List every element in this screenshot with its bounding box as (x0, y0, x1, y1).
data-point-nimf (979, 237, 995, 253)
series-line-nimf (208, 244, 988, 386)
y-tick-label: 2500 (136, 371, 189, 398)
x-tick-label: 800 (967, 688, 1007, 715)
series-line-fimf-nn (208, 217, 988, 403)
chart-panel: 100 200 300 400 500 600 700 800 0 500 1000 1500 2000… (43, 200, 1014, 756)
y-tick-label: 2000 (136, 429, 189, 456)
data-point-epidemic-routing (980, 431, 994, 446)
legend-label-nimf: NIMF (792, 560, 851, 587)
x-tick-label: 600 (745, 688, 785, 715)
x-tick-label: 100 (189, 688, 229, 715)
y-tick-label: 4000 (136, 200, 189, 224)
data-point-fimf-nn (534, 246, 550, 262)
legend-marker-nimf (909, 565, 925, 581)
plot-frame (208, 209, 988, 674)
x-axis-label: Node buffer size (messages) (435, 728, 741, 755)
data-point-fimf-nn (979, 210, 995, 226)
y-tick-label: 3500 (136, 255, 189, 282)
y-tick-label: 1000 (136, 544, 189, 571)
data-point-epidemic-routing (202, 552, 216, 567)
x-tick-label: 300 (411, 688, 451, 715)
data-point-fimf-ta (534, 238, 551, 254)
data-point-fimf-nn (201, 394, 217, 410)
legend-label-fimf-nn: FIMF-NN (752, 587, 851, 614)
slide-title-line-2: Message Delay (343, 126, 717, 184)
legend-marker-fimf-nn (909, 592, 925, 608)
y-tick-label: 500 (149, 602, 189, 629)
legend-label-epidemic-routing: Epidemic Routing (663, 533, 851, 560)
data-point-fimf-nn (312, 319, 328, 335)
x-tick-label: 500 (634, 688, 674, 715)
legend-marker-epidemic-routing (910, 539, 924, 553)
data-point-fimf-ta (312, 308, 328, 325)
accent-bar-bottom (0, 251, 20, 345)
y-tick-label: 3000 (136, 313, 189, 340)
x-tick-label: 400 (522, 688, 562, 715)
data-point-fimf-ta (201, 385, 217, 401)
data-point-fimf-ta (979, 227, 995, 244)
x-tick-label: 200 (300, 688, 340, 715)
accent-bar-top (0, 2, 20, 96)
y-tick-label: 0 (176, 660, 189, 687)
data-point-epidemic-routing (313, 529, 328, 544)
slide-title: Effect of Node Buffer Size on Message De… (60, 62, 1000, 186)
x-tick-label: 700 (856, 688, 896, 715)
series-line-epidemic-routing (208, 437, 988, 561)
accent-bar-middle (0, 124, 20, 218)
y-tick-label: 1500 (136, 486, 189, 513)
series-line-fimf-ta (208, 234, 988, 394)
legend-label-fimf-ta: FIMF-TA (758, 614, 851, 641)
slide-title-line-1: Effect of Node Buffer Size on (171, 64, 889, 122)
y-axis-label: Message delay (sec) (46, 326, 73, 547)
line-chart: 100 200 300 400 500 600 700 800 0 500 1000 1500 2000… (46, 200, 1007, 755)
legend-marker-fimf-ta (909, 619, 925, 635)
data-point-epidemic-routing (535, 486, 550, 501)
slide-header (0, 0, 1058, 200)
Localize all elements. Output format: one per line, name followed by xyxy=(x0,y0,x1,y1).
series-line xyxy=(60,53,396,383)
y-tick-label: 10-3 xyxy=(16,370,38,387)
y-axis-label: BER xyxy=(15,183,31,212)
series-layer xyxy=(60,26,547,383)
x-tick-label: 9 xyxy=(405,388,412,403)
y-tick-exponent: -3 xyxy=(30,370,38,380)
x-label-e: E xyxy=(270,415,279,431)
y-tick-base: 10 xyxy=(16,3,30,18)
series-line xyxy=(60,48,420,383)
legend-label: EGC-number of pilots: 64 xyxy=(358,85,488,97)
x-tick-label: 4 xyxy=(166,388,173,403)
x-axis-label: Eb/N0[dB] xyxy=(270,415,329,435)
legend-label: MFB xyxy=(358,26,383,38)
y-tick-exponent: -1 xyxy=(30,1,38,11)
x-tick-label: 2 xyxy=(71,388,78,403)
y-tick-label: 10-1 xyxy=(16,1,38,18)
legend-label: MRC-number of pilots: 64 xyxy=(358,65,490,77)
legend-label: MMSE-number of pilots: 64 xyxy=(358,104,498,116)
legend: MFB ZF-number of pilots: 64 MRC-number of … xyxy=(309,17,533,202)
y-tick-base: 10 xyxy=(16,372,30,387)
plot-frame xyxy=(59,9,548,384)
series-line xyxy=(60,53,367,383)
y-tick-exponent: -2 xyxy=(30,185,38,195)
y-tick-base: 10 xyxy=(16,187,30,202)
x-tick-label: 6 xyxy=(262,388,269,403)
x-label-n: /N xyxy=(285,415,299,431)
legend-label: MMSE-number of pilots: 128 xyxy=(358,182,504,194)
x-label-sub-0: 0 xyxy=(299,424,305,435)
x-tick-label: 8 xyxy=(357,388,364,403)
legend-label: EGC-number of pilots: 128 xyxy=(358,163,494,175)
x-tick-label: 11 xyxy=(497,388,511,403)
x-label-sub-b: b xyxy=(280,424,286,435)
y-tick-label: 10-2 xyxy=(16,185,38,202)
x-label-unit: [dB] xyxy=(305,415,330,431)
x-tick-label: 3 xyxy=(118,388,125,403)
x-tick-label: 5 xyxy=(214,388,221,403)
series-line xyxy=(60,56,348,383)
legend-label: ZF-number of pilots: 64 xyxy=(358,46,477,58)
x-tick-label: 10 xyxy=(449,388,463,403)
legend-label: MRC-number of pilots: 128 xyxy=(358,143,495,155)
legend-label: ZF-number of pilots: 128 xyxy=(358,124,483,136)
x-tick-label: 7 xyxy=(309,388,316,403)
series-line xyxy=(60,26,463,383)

____________

Task requirements: Express the lines from the start of the records through the line containing "series-line-fimf-nn (208, 217, 988, 403)", inclusive, as a Markdown table with a column named No. for the row number and a column named Entry for the line. Leave out blank lines.

Exercise output:
| No. | Entry |
|---|---|
| 1 | List every element in this screenshot with its bounding box as (x0, y0, x1, y1). |
| 2 | data-point-nimf (979, 237, 995, 253) |
| 3 | series-line-nimf (208, 244, 988, 386) |
| 4 | y-tick-label: 2500 (136, 371, 189, 398) |
| 5 | x-tick-label: 800 (967, 688, 1007, 715) |
| 6 | series-line-fimf-nn (208, 217, 988, 403) |